:: Stated goal ::
Collect each line of the records containing the string "this".

(Records that describe figures)
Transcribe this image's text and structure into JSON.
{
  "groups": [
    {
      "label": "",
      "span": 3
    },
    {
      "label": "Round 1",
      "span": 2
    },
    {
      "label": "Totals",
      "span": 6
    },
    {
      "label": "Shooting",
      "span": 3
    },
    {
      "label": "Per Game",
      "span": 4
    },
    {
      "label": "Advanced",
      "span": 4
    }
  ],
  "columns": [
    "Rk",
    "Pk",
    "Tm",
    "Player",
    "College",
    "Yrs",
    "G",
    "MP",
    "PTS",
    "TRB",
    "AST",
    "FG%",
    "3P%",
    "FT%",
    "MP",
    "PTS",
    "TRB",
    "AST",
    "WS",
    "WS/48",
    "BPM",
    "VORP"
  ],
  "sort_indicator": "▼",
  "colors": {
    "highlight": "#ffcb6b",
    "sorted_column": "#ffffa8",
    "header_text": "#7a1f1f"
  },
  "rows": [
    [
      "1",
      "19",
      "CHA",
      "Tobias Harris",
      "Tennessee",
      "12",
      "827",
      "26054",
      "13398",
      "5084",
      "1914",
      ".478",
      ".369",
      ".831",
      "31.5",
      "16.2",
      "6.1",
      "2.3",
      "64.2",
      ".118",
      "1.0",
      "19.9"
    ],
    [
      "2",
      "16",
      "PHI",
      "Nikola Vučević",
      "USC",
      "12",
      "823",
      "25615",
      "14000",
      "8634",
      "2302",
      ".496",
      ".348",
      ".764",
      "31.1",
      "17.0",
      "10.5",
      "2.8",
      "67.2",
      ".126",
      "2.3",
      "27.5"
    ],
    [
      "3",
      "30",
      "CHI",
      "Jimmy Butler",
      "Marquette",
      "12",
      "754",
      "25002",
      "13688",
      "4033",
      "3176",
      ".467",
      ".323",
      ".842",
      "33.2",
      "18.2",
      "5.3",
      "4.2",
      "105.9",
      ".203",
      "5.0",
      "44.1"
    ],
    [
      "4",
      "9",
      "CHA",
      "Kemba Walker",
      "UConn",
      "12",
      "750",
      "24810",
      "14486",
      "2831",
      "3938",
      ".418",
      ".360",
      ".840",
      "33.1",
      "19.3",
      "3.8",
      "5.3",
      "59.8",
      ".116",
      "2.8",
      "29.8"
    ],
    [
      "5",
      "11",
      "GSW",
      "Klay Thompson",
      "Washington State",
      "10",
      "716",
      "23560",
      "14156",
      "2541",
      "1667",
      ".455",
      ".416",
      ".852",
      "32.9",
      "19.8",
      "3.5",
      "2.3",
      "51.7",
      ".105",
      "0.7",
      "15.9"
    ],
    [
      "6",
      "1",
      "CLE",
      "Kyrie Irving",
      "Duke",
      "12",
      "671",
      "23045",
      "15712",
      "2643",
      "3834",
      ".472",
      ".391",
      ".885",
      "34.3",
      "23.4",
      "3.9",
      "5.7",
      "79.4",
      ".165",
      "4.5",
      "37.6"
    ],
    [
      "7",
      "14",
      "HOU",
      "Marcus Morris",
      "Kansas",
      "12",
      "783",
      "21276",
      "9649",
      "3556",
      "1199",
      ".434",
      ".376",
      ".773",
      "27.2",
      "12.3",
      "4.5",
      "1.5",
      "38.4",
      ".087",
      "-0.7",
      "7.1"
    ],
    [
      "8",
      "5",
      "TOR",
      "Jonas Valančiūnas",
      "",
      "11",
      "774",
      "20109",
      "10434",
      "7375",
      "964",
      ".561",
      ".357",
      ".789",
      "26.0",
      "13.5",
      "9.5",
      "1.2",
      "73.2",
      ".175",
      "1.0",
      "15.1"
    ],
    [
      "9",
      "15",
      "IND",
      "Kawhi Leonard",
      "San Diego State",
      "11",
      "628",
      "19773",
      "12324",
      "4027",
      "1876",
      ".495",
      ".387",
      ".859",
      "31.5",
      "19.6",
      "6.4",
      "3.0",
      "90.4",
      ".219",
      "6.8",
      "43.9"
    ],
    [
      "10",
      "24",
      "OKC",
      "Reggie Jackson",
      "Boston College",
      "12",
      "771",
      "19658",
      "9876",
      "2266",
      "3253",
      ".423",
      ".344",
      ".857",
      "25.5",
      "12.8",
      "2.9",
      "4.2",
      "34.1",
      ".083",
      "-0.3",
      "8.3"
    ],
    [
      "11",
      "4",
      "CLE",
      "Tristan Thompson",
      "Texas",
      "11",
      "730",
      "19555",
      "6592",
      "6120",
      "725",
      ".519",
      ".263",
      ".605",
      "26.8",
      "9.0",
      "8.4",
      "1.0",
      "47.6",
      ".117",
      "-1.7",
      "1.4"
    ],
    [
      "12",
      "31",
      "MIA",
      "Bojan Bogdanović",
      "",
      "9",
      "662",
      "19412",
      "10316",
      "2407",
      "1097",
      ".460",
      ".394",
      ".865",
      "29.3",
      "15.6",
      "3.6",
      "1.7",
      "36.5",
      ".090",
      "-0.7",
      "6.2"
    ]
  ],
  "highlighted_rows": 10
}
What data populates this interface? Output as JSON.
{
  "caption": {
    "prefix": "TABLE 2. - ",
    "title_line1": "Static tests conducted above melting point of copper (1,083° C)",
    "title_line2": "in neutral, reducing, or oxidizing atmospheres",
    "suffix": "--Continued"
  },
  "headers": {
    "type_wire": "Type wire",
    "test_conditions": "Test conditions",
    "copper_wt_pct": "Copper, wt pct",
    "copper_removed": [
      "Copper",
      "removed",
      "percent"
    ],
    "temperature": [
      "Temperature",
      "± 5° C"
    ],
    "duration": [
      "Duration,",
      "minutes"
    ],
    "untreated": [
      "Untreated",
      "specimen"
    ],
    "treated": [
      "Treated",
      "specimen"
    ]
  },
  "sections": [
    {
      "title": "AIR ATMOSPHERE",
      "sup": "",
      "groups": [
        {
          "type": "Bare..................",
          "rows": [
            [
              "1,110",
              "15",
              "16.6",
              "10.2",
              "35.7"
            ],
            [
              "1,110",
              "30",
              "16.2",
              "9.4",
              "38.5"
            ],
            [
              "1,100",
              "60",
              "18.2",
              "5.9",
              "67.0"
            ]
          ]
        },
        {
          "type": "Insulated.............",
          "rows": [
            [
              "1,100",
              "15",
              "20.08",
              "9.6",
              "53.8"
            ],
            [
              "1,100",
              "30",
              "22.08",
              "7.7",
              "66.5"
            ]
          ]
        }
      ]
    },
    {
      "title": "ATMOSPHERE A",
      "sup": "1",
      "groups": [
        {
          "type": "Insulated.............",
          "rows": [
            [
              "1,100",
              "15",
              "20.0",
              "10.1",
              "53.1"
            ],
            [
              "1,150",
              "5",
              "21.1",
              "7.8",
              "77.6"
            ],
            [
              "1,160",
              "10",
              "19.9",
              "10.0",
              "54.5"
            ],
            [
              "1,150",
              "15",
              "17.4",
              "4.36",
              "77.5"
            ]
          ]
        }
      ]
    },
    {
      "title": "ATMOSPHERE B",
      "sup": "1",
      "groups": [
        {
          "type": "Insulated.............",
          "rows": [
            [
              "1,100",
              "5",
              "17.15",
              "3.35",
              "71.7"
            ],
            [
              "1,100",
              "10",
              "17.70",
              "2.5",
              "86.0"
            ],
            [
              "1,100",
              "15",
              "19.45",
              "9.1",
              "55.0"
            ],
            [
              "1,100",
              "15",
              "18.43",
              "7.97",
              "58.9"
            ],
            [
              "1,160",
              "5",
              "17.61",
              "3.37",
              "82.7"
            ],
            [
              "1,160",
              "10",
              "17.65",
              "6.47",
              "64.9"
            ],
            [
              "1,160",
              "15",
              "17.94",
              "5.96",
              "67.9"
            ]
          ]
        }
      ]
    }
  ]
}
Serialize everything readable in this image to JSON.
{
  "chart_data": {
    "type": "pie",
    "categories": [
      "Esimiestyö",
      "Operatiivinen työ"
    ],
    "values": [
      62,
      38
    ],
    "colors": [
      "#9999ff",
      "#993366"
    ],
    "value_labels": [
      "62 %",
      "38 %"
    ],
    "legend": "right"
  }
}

:: Output of the exercise ::
Transcribe this image's text and structure into JSON.
What data populates this interface? Output as JSON.
Serialize everything readable in this image to JSON.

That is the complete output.